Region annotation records
------------------------------------------------

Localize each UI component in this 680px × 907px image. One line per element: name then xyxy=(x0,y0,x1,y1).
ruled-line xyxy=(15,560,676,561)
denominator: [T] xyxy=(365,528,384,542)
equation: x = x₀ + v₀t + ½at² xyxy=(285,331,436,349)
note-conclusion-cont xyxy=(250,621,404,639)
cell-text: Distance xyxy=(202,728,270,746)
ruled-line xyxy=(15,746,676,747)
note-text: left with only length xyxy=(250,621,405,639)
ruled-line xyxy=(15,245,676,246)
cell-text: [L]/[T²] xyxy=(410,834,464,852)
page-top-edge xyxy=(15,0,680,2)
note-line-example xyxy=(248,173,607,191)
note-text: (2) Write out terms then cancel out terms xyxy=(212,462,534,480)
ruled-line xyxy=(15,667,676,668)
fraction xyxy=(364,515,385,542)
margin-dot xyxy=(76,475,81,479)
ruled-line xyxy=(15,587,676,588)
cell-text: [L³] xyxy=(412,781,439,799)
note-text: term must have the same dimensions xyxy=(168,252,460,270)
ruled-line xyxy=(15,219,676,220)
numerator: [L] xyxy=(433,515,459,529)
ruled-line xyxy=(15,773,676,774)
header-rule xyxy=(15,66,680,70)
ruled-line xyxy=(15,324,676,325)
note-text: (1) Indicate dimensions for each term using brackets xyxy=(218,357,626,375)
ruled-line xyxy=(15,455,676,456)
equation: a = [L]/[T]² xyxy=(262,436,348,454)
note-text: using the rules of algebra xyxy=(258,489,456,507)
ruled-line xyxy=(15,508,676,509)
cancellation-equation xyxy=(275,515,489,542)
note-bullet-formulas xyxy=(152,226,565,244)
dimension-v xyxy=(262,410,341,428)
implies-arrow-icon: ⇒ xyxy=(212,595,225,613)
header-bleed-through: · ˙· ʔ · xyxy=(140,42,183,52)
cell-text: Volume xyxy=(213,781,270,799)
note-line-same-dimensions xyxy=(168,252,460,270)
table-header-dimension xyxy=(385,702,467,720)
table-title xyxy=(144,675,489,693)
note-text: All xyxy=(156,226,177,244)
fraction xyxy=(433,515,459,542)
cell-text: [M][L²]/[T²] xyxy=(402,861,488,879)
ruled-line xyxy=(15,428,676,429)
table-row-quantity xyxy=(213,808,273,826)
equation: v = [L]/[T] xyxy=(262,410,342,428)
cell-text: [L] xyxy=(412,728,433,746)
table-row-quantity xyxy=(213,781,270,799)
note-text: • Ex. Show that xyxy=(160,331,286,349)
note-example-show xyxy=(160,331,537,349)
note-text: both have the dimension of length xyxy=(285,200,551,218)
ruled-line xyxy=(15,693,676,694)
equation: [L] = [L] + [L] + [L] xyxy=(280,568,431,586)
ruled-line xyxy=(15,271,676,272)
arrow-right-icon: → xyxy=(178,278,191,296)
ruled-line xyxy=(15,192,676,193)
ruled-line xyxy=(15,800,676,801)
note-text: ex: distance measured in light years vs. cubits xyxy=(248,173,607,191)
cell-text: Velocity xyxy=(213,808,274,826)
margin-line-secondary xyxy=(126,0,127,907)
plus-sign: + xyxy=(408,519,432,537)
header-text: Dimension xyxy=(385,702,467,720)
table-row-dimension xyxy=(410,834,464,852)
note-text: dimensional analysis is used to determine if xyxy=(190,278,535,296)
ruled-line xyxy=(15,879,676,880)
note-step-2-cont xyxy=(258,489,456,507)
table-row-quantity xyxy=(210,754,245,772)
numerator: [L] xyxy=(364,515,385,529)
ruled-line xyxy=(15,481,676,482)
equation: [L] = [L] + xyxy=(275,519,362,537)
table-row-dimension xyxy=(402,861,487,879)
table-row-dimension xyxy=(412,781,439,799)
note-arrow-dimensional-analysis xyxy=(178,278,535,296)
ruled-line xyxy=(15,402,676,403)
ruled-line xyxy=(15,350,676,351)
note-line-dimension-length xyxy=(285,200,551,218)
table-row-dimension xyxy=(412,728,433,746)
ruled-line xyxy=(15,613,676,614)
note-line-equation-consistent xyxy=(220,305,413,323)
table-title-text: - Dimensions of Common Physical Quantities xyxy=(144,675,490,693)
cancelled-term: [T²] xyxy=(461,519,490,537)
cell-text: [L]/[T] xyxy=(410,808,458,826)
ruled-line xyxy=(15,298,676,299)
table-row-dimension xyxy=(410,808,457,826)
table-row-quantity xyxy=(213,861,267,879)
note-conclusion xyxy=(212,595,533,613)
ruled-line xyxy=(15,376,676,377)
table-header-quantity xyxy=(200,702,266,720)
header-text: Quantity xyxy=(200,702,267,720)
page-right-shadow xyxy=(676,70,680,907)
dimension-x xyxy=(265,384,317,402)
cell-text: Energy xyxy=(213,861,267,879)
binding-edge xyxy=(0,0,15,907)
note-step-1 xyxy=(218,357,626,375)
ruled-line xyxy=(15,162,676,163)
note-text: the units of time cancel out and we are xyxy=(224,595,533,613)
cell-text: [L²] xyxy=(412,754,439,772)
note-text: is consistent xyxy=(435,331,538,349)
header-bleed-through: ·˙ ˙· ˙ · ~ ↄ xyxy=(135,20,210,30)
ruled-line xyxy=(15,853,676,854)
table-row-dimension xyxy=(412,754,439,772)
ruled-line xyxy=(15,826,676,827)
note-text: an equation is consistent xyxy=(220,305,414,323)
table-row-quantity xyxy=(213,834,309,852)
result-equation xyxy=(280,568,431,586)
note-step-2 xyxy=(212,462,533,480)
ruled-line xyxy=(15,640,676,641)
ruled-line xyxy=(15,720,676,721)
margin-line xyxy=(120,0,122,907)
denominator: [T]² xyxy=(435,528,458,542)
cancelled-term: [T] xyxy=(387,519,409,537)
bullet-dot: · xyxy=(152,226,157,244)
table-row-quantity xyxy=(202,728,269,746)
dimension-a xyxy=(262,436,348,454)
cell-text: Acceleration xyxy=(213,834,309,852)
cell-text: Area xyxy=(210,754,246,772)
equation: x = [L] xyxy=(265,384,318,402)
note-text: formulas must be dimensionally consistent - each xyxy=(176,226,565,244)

------------------------------------------------

Copy out every line of the records above without any changes.

Localize each UI component in this 680px × 907px image. One line per element: name then xyxy=(x0,y0,x1,y1).
ruled-line xyxy=(15,560,676,561)
denominator: [T] xyxy=(365,528,384,542)
equation: x = x₀ + v₀t + ½at² xyxy=(285,331,436,349)
note-conclusion-cont xyxy=(250,621,404,639)
cell-text: Distance xyxy=(202,728,270,746)
ruled-line xyxy=(15,746,676,747)
note-text: left with only length xyxy=(250,621,405,639)
ruled-line xyxy=(15,245,676,246)
cell-text: [L]/[T²] xyxy=(410,834,464,852)
page-top-edge xyxy=(15,0,680,2)
note-line-example xyxy=(248,173,607,191)
note-text: (2) Write out terms then cancel out terms xyxy=(212,462,534,480)
ruled-line xyxy=(15,667,676,668)
fraction xyxy=(364,515,385,542)
margin-dot xyxy=(76,475,81,479)
ruled-line xyxy=(15,587,676,588)
cell-text: [L³] xyxy=(412,781,439,799)
note-text: term must have the same dimensions xyxy=(168,252,460,270)
ruled-line xyxy=(15,219,676,220)
numerator: [L] xyxy=(433,515,459,529)
ruled-line xyxy=(15,773,676,774)
header-rule xyxy=(15,66,680,70)
ruled-line xyxy=(15,324,676,325)
note-text: (1) Indicate dimensions for each term using brackets xyxy=(218,357,626,375)
ruled-line xyxy=(15,455,676,456)
equation: a = [L]/[T]² xyxy=(262,436,348,454)
note-text: using the rules of algebra xyxy=(258,489,456,507)
ruled-line xyxy=(15,508,676,509)
cancellation-equation xyxy=(275,515,489,542)
note-bullet-formulas xyxy=(152,226,565,244)
dimension-v xyxy=(262,410,341,428)
implies-arrow-icon: ⇒ xyxy=(212,595,225,613)
header-bleed-through: · ˙· ʔ · xyxy=(140,42,183,52)
cell-text: Volume xyxy=(213,781,270,799)
note-line-same-dimensions xyxy=(168,252,460,270)
table-header-dimension xyxy=(385,702,467,720)
table-title xyxy=(144,675,489,693)
note-text: All xyxy=(156,226,177,244)
fraction xyxy=(433,515,459,542)
cell-text: [M][L²]/[T²] xyxy=(402,861,488,879)
ruled-line xyxy=(15,428,676,429)
table-row-quantity xyxy=(213,808,273,826)
equation: v = [L]/[T] xyxy=(262,410,342,428)
cell-text: [L] xyxy=(412,728,433,746)
table-row-quantity xyxy=(213,781,270,799)
note-text: • Ex. Show that xyxy=(160,331,286,349)
note-example-show xyxy=(160,331,537,349)
note-text: both have the dimension of length xyxy=(285,200,551,218)
ruled-line xyxy=(15,693,676,694)
equation: [L] = [L] + [L] + [L] xyxy=(280,568,431,586)
ruled-line xyxy=(15,271,676,272)
arrow-right-icon: → xyxy=(178,278,191,296)
ruled-line xyxy=(15,192,676,193)
ruled-line xyxy=(15,800,676,801)
note-text: ex: distance measured in light years vs. cubits xyxy=(248,173,607,191)
cell-text: Velocity xyxy=(213,808,274,826)
margin-line-secondary xyxy=(126,0,127,907)
plus-sign: + xyxy=(408,519,432,537)
header-text: Dimension xyxy=(385,702,467,720)
table-row-dimension xyxy=(410,834,464,852)
note-text: dimensional analysis is used to determine if xyxy=(190,278,535,296)
ruled-line xyxy=(15,879,676,880)
note-step-2-cont xyxy=(258,489,456,507)
table-row-quantity xyxy=(210,754,245,772)
numerator: [L] xyxy=(364,515,385,529)
ruled-line xyxy=(15,481,676,482)
equation: [L] = [L] + xyxy=(275,519,362,537)
table-row-dimension xyxy=(402,861,487,879)
table-row-dimension xyxy=(412,781,439,799)
note-arrow-dimensional-analysis xyxy=(178,278,535,296)
ruled-line xyxy=(15,402,676,403)
ruled-line xyxy=(15,350,676,351)
note-line-dimension-length xyxy=(285,200,551,218)
table-row-dimension xyxy=(412,728,433,746)
ruled-line xyxy=(15,613,676,614)
note-line-equation-consistent xyxy=(220,305,413,323)
table-title-text: - Dimensions of Common Physical Quantities xyxy=(144,675,490,693)
cancelled-term: [T²] xyxy=(461,519,490,537)
cell-text: [L]/[T] xyxy=(410,808,458,826)
ruled-line xyxy=(15,298,676,299)
table-row-dimension xyxy=(410,808,457,826)
table-row-quantity xyxy=(213,861,267,879)
note-conclusion xyxy=(212,595,533,613)
ruled-line xyxy=(15,376,676,377)
table-header-quantity xyxy=(200,702,266,720)
header-text: Quantity xyxy=(200,702,267,720)
page-right-shadow xyxy=(676,70,680,907)
dimension-x xyxy=(265,384,317,402)
cell-text: Energy xyxy=(213,861,267,879)
binding-edge xyxy=(0,0,15,907)
note-step-1 xyxy=(218,357,626,375)
ruled-line xyxy=(15,162,676,163)
note-text: the units of time cancel out and we are xyxy=(224,595,533,613)
cell-text: [L²] xyxy=(412,754,439,772)
note-text: is consistent xyxy=(435,331,538,349)
header-bleed-through: ·˙ ˙· ˙ · ~ ↄ xyxy=(135,20,210,30)
ruled-line xyxy=(15,853,676,854)
table-row-dimension xyxy=(412,754,439,772)
ruled-line xyxy=(15,826,676,827)
note-text: an equation is consistent xyxy=(220,305,414,323)
table-row-quantity xyxy=(213,834,309,852)
result-equation xyxy=(280,568,431,586)
note-step-2 xyxy=(212,462,533,480)
ruled-line xyxy=(15,640,676,641)
ruled-line xyxy=(15,720,676,721)
margin-line xyxy=(120,0,122,907)
denominator: [T]² xyxy=(435,528,458,542)
cancelled-term: [T] xyxy=(387,519,409,537)
bullet-dot: · xyxy=(152,226,157,244)
table-row-quantity xyxy=(202,728,269,746)
dimension-a xyxy=(262,436,348,454)
cell-text: Acceleration xyxy=(213,834,309,852)
cell-text: Area xyxy=(210,754,246,772)
equation: x = [L] xyxy=(265,384,318,402)
note-text: formulas must be dimensionally consistent - each xyxy=(176,226,565,244)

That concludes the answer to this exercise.